Chapter 35A, “Quantifying Reasonable Royalties: The Entire Market Value Rule,” by Richard J. Gering, PhD, CLP, discusses new cases that are increasing the importance of considering the entire market rule when defining the royalty base and calculating damages based on a theory of reasonable royalties.

Chapter 35B, “New Guidance about Apportionment,” cites Summit 6 v. Samsung and an apportionment methodology successfully used to calculate a reasonable royalty theory for damages. The method apportions an infringing smartphone's price to a percentage of the phone's price attributed to a camera feature, then apportions the price of the camera feature based on customer usage. Profits attributed to the final price apportionment are allocated and serve as the basis for a per unit royalty.

Chapter 35C, “Lost Profits for New Businesses,” considers the unique challenges associated with determining lost profits for a new business that has yet to show profits from its operations.

Assigned task 1:
Answer these questions about the chapter summaries:
(a) Who wrote Chapter 35A?
(b) Which case does Chapter 35B cite?
(c) What kind of business does Chapter 35C consider?
Assigned task 2: Continue the chapter summaries from where they stop.
The rows have nothing to do with the chapter summaries.

Excerpted data:
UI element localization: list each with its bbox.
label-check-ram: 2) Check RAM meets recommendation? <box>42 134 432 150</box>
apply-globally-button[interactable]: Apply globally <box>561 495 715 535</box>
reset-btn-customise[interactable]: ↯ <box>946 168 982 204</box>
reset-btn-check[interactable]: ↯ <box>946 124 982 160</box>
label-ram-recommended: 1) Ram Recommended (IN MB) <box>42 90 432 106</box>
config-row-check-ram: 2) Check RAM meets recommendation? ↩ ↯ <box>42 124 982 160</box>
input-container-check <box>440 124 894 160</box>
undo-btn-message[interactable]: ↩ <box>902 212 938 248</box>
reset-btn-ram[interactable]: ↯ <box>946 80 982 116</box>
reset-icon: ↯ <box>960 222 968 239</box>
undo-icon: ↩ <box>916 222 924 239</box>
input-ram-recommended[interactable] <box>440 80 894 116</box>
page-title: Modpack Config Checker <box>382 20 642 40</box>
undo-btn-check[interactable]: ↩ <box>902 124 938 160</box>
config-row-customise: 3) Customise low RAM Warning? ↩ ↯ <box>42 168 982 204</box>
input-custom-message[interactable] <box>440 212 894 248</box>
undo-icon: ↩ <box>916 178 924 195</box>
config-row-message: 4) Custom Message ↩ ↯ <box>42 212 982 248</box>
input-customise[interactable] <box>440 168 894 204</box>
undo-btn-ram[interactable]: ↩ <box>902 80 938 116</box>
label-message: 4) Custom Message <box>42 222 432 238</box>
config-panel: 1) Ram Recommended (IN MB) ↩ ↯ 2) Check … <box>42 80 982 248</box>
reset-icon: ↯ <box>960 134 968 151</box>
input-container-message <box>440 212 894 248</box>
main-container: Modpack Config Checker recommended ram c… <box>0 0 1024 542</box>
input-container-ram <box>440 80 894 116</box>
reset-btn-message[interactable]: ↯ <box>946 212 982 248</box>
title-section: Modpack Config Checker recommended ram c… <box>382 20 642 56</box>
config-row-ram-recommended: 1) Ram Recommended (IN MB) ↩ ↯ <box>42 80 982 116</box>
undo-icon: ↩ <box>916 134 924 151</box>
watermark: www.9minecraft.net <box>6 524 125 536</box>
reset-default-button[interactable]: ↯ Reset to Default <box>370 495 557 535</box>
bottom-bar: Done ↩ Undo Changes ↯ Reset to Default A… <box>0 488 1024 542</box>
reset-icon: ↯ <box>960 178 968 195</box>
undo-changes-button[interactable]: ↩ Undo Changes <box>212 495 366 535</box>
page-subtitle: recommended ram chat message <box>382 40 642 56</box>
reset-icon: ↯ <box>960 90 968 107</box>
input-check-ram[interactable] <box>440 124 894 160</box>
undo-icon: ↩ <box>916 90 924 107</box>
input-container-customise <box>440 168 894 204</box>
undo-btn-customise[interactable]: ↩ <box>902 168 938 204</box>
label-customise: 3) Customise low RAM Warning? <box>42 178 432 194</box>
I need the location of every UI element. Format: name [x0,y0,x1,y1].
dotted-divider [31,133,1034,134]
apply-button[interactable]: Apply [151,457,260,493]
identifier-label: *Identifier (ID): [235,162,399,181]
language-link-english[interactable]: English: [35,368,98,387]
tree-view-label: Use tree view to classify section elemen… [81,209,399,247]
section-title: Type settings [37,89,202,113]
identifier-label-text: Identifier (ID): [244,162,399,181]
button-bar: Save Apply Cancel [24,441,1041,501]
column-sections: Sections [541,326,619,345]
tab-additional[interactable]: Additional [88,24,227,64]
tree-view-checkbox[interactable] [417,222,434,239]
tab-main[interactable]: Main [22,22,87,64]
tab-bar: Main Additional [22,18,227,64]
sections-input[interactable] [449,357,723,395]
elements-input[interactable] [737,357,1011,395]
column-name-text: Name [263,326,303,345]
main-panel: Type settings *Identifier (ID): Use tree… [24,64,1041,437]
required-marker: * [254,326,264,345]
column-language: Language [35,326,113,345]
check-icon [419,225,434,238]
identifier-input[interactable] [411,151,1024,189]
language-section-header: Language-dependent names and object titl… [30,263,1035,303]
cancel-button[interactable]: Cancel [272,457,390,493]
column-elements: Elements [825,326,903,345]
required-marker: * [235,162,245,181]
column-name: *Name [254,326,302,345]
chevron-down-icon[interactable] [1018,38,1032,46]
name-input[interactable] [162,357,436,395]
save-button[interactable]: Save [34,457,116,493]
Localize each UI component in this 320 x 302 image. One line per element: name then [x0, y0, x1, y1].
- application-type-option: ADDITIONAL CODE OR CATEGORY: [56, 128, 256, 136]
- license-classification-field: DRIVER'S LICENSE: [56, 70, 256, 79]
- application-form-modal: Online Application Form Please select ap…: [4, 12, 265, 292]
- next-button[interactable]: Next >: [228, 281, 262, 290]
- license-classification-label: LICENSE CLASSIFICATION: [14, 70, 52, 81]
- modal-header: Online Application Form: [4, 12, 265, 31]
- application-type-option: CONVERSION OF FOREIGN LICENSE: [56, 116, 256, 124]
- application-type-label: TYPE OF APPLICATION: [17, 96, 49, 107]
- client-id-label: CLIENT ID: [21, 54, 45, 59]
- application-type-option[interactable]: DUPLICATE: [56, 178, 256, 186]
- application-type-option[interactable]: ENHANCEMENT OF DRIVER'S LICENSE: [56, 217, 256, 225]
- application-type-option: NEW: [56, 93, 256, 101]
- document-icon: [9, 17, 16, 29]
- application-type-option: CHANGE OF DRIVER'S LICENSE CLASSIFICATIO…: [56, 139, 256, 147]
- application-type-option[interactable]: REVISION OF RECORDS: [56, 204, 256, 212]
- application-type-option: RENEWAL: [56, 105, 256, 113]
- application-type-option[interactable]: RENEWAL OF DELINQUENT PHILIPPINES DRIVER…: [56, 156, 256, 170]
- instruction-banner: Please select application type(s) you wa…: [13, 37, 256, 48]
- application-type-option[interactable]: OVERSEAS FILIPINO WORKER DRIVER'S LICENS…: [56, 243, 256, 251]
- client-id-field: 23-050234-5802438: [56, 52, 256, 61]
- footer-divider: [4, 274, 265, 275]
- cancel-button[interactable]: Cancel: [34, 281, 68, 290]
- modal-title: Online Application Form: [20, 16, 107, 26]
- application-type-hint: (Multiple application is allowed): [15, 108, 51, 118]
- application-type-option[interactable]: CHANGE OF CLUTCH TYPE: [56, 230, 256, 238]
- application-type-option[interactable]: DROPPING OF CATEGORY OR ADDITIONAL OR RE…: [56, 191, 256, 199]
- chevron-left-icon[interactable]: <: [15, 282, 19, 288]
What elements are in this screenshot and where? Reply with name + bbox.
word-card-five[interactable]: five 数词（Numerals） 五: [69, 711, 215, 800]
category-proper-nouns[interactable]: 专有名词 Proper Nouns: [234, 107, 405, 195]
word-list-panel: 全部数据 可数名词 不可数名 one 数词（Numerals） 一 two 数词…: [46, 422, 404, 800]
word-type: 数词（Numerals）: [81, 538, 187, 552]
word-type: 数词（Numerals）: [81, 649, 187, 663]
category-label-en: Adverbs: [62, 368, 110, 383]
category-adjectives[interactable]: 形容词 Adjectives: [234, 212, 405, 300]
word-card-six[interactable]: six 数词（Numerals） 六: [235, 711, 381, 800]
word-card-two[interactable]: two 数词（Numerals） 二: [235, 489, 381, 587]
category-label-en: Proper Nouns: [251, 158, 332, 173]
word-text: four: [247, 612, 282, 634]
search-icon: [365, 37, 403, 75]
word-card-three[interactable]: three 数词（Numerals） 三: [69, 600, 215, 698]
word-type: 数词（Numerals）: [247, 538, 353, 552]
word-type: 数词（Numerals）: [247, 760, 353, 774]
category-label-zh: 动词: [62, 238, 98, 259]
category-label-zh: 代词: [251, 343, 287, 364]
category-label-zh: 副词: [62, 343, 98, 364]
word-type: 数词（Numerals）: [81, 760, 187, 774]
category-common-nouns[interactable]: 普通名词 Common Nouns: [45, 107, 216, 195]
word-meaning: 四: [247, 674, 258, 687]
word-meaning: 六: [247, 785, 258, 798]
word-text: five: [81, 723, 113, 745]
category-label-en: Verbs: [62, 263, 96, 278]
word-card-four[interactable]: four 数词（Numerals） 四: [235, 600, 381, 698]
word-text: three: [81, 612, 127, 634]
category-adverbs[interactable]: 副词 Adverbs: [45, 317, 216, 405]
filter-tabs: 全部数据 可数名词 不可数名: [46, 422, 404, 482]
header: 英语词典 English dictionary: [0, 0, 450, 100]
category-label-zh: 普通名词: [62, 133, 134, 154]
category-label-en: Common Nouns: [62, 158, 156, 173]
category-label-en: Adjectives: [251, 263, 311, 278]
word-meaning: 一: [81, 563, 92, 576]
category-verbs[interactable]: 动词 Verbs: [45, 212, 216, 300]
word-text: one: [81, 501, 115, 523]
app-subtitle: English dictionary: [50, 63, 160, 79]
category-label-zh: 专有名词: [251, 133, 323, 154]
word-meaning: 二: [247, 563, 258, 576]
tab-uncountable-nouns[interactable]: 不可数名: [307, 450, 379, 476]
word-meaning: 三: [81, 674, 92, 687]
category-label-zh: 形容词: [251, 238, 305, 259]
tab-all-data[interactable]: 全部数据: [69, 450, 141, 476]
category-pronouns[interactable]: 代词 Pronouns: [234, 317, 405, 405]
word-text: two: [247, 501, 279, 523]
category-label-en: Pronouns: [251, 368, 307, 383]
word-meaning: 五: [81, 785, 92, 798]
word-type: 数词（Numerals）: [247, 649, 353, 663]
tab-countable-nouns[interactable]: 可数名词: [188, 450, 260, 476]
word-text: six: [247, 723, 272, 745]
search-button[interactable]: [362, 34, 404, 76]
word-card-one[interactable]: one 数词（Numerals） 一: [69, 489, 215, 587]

Expected output 1:
(a) Richard J. Gering, PhD, CLP
(b) Summit 6 v. Samsung
(c) A new business that has yet to show profits from its operations

Expected output 2:
Chapter 45, “New Measure of Infringement Damages—Future Damages,” discusses some considerations needed to address the ­question raised by eBay Inc. v. MercExchange that a permanent injunction is no longer a guarantee. The alternative may be an award of royalties to be paid on future sales. This new chapter considers whether the royalty rate applied to future sales should be different from the rate applied to past infringement sales.

Chapter 45A, “Continually Evolving Patent Damages,” discusses recent decisions and their impact on the future of infringement damages. As judges make decisions and appeals courts affirm or remand, the determination of patent infringement damages is continually refined.

New Chapter 45B, “The 25% Rule Is Dead,” discusses how the 25% rule is no longer recognized by the federal courts as a method for determining a reasonable royalty rate for calculating infringement damages.

Appendix G, “More Sample Royalty Rate Information,” presents royalty rate data developed from a recent research study completed to expand and enhance our database. This appendix presents some interesting results of the study. The information in our database has been collected from reliable sources from September 1990 through December 2009 and is published in Royalty Rates for Technology, fourth edition.

Appendix H, “Trademark Royalty Rates,” presents some of the new royalty rate data discovered while creating Royalty Rates for Trademarks and Copyrights, fourth edition.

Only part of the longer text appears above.